(Dataset records)
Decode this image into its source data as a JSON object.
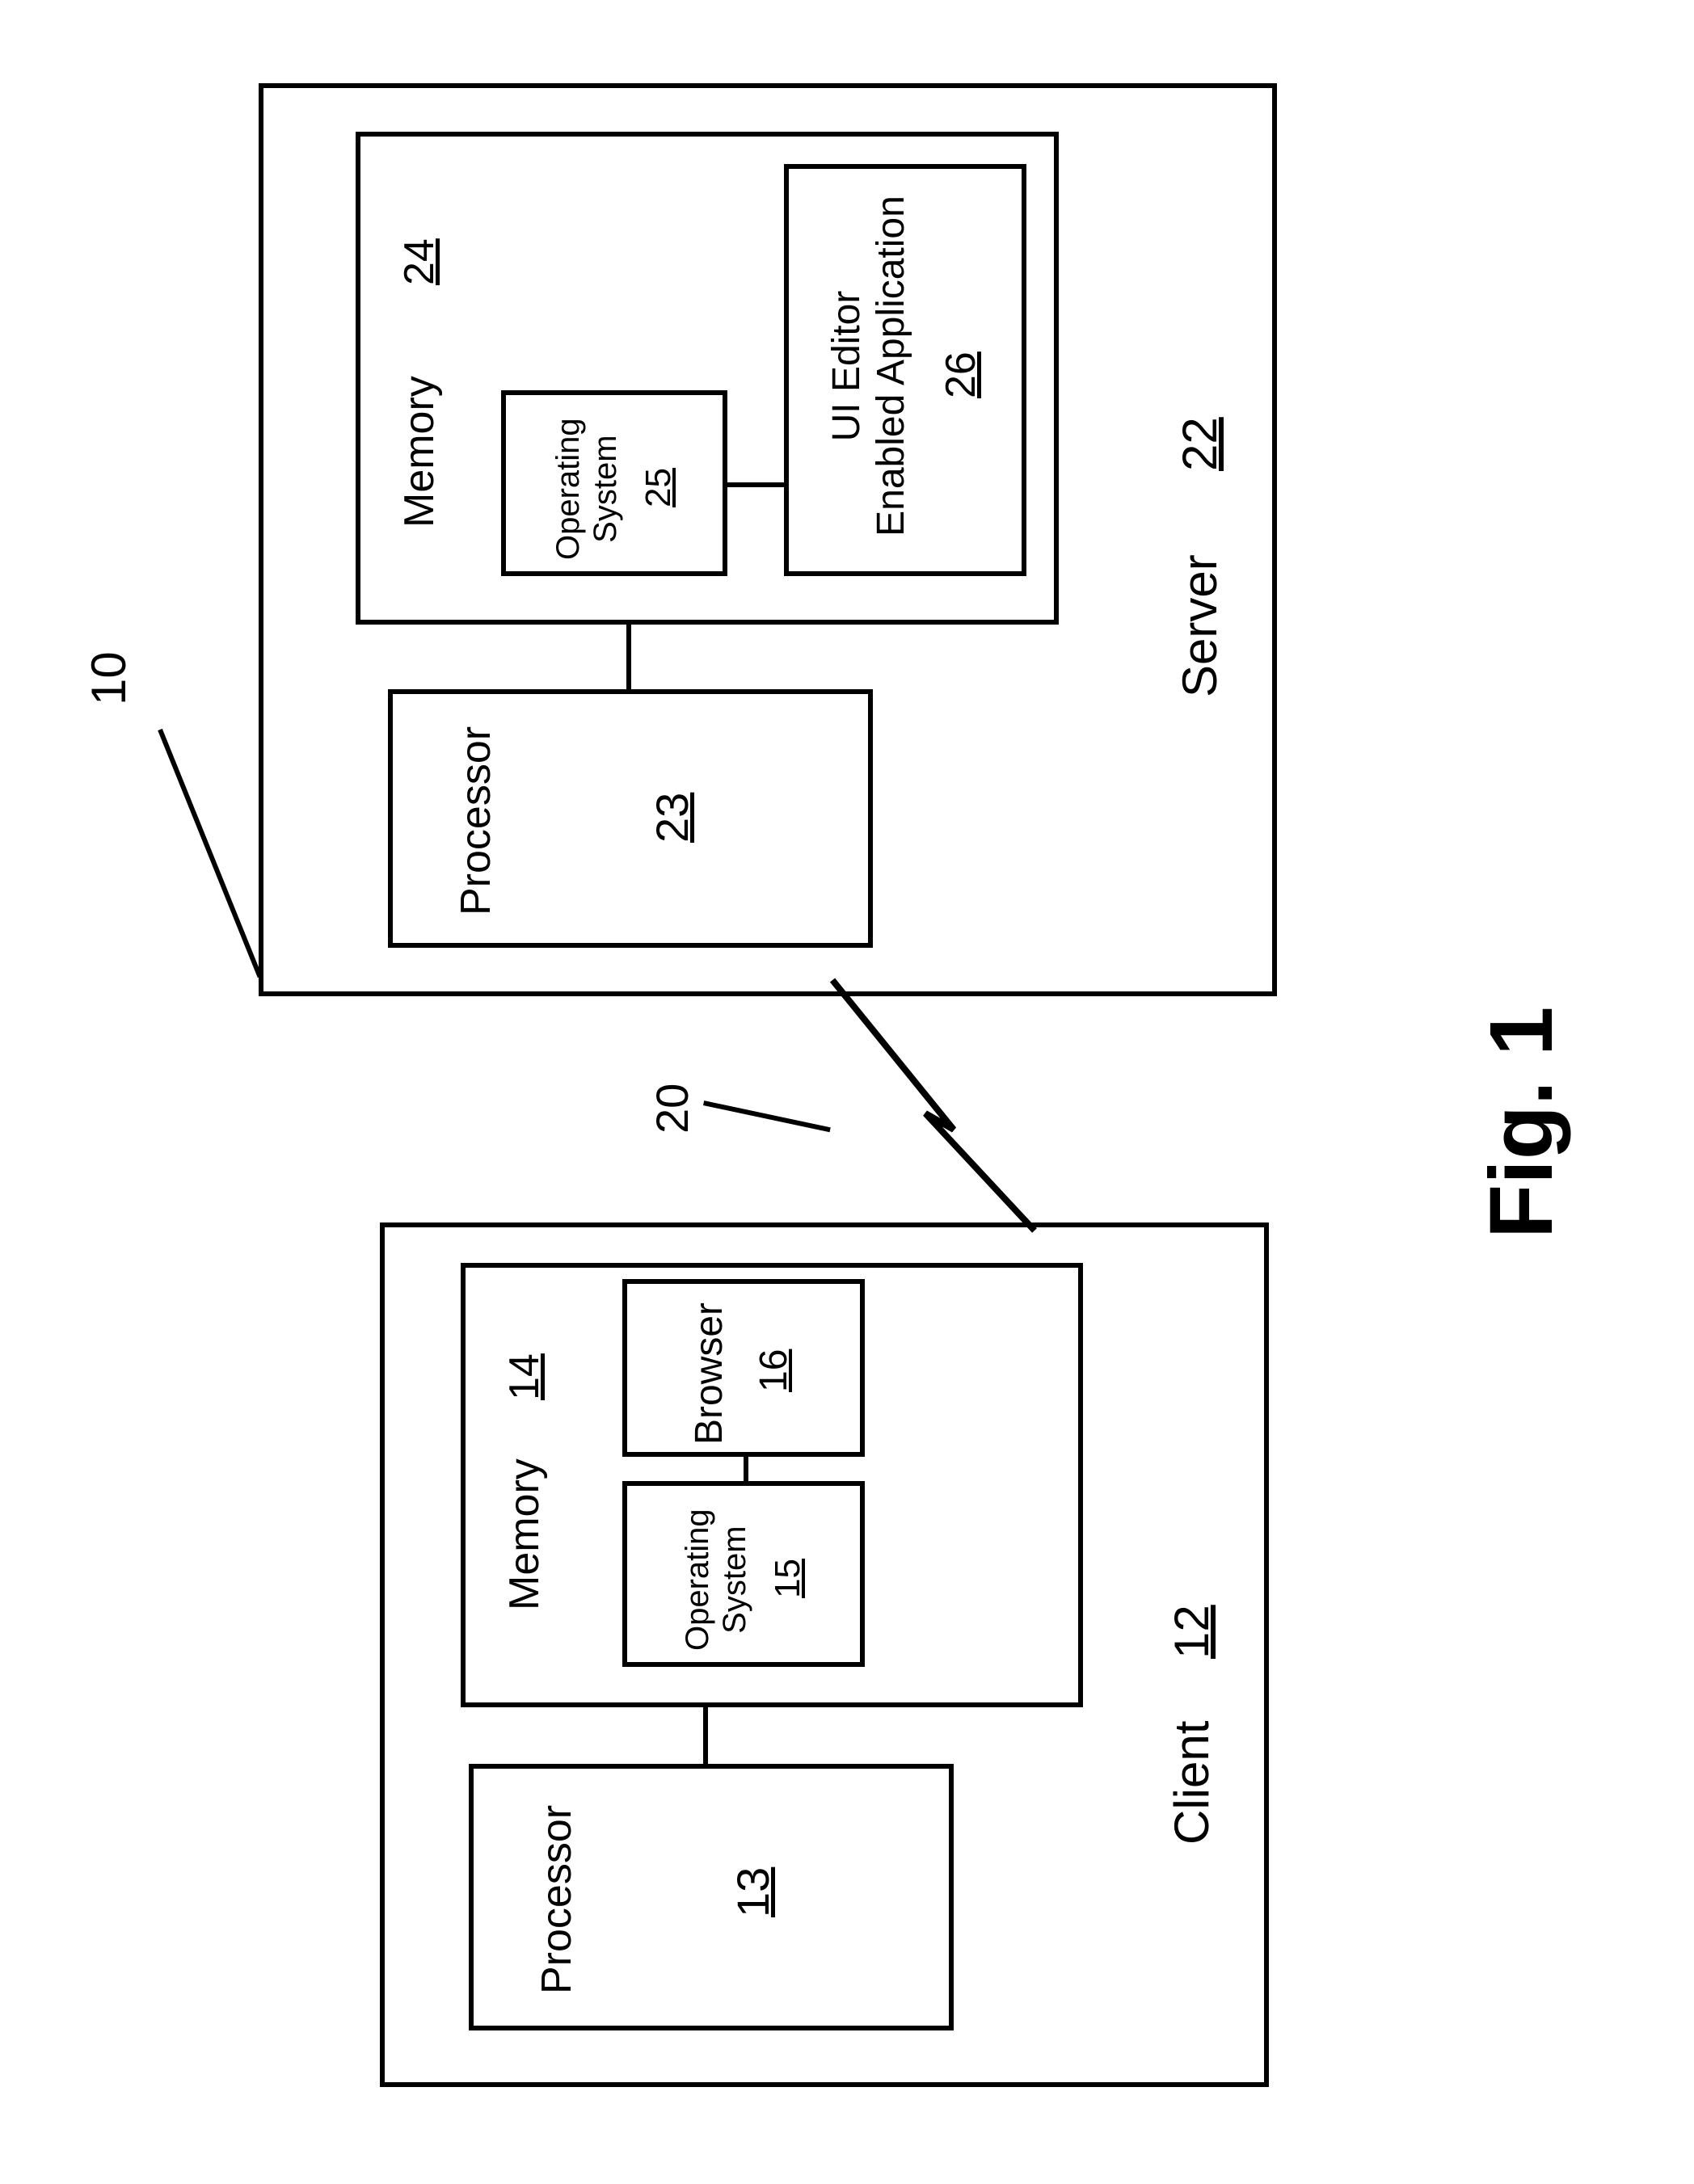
{
  "figure": {
    "ref": "10",
    "caption": "Fig. 1",
    "link": {
      "ref": "20"
    }
  },
  "client": {
    "label": "Client",
    "ref": "12",
    "processor": {
      "label": "Processor",
      "ref": "13"
    },
    "memory": {
      "label": "Memory",
      "ref": "14",
      "os": {
        "label": "Operating\nSystem",
        "ref": "15"
      },
      "browser": {
        "label": "Browser",
        "ref": "16"
      }
    }
  },
  "server": {
    "label": "Server",
    "ref": "22",
    "processor": {
      "label": "Processor",
      "ref": "23"
    },
    "memory": {
      "label": "Memory",
      "ref": "24",
      "os": {
        "label": "Operating\nSystem",
        "ref": "25"
      },
      "app": {
        "label": "UI Editor\nEnabled Application",
        "ref": "26"
      }
    }
  }
}
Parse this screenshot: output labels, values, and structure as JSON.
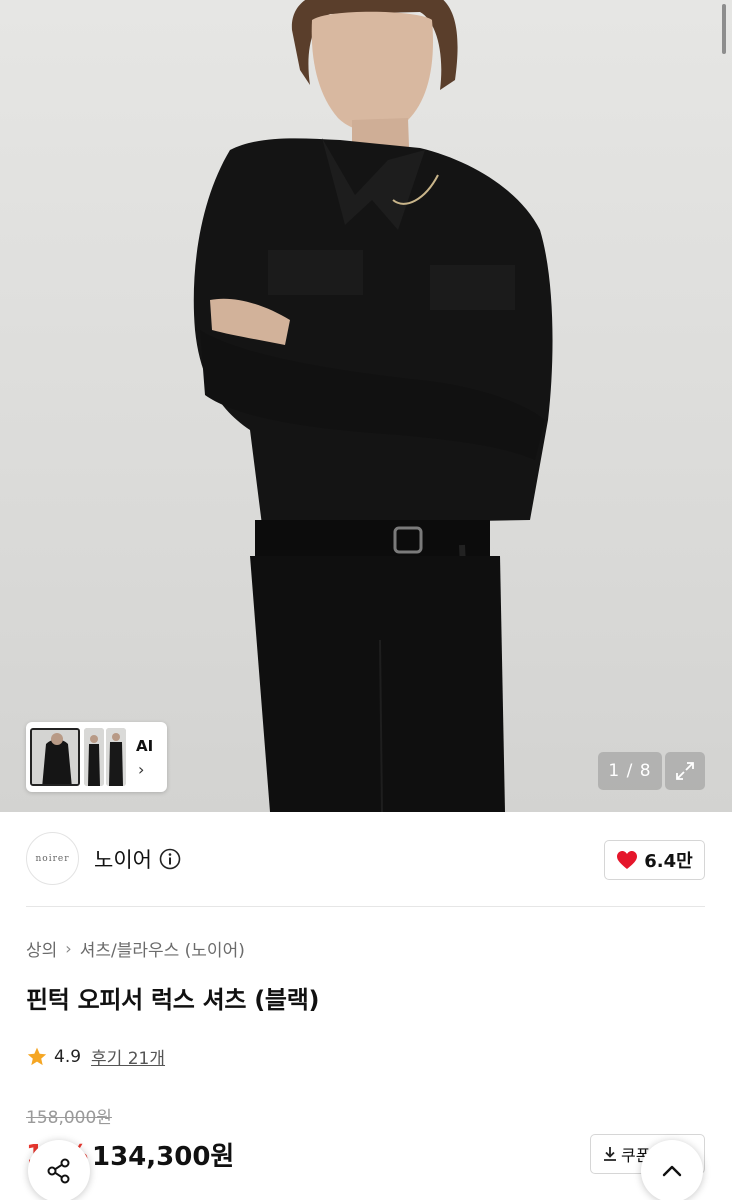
{
  "gallery": {
    "counter": "1 / 8",
    "ai_label": "AI",
    "thumbnail_count": 3
  },
  "brand": {
    "logo_text": "noirer",
    "name": "노이어",
    "likes": "6.4만"
  },
  "breadcrumb": [
    "상의",
    "셔츠/블라우스 (노이어)"
  ],
  "product": {
    "title": "핀턱 오피서 럭스 셔츠 (블랙)",
    "rating": "4.9",
    "reviews": "후기 21개",
    "original_price": "158,000원",
    "discount": "15%",
    "sale_price": "134,300원",
    "coupon_label": "쿠폰"
  },
  "icons": {
    "heart": "heart-icon",
    "star": "star-icon",
    "info": "info-icon",
    "expand": "expand-icon",
    "share": "share-icon",
    "scroll_top": "chevron-up-icon",
    "download": "download-icon"
  },
  "colors": {
    "heart": "#e5162b",
    "star": "#f5a623",
    "discount": "#e8372f"
  }
}
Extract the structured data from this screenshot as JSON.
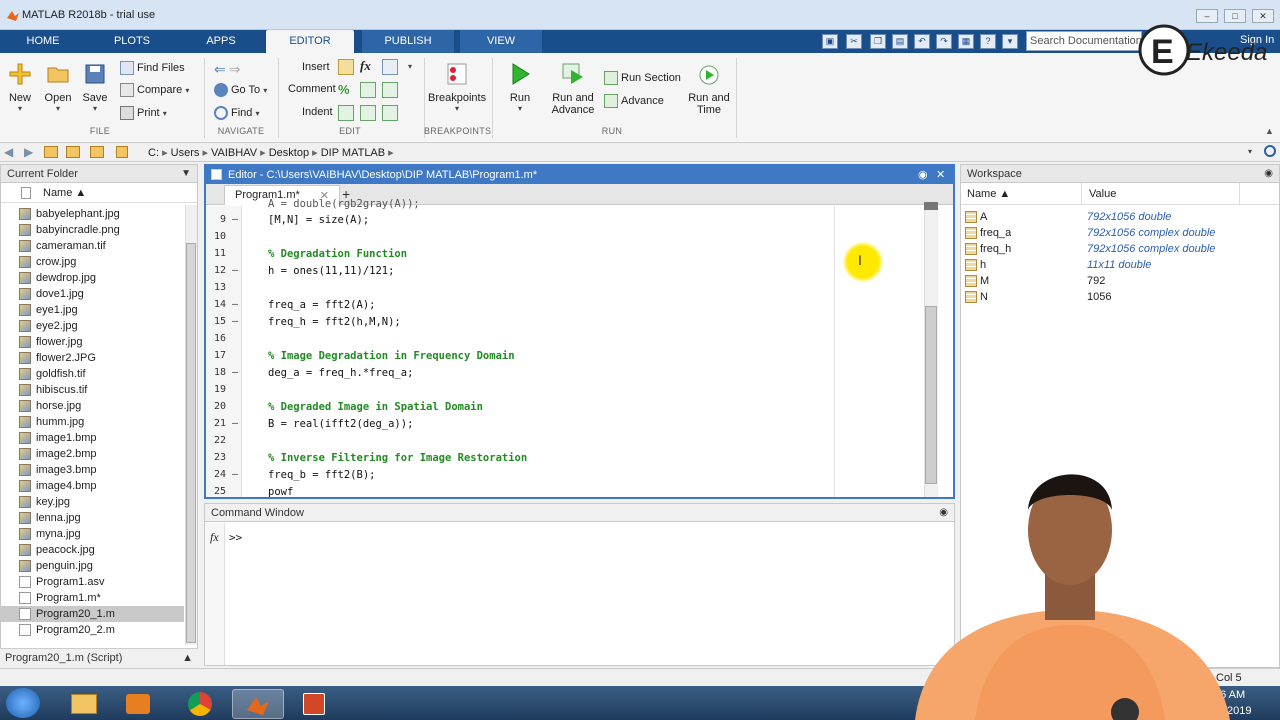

Goal of the exercise → Each line of the material must be retyped exactly, except that images are omitted.

Written answer →
Decode this image into its source data as a JSON object.
{
  "figure": {
    "ref": "10",
    "caption": "Fig. 1",
    "link": {
      "ref": "20"
    }
  },
  "client": {
    "label": "Client",
    "ref": "12",
    "processor": {
      "label": "Processor",
      "ref": "13"
    },
    "memory": {
      "label": "Memory",
      "ref": "14",
      "os": {
        "label": "Operating\nSystem",
        "ref": "15"
      },
      "browser": {
        "label": "Browser",
        "ref": "16"
      }
    }
  },
  "server": {
    "label": "Server",
    "ref": "22",
    "processor": {
      "label": "Processor",
      "ref": "23"
    },
    "memory": {
      "label": "Memory",
      "ref": "24",
      "os": {
        "label": "Operating\nSystem",
        "ref": "25"
      },
      "app": {
        "label": "UI Editor\nEnabled Application",
        "ref": "26"
      }
    }
  }
}
Parse this screenshot: output labels, values, and structure as JSON.
{
  "gallery": {
    "counter": "1 / 8",
    "ai_label": "AI",
    "thumbnail_count": 3
  },
  "brand": {
    "logo_text": "noirer",
    "name": "노이어",
    "likes": "6.4만"
  },
  "breadcrumb": [
    "상의",
    "셔츠/블라우스 (노이어)"
  ],
  "product": {
    "title": "핀턱 오피서 럭스 셔츠 (블랙)",
    "rating": "4.9",
    "reviews": "후기 21개",
    "original_price": "158,000원",
    "discount": "15%",
    "sale_price": "134,300원",
    "coupon_label": "쿠폰"
  },
  "icons": {
    "heart": "heart-icon",
    "star": "star-icon",
    "info": "info-icon",
    "expand": "expand-icon",
    "share": "share-icon",
    "scroll_top": "chevron-up-icon",
    "download": "download-icon"
  },
  "colors": {
    "heart": "#e5162b",
    "star": "#f5a623",
    "discount": "#e8372f"
  }
}
Extract the structured data from this screenshot as JSON.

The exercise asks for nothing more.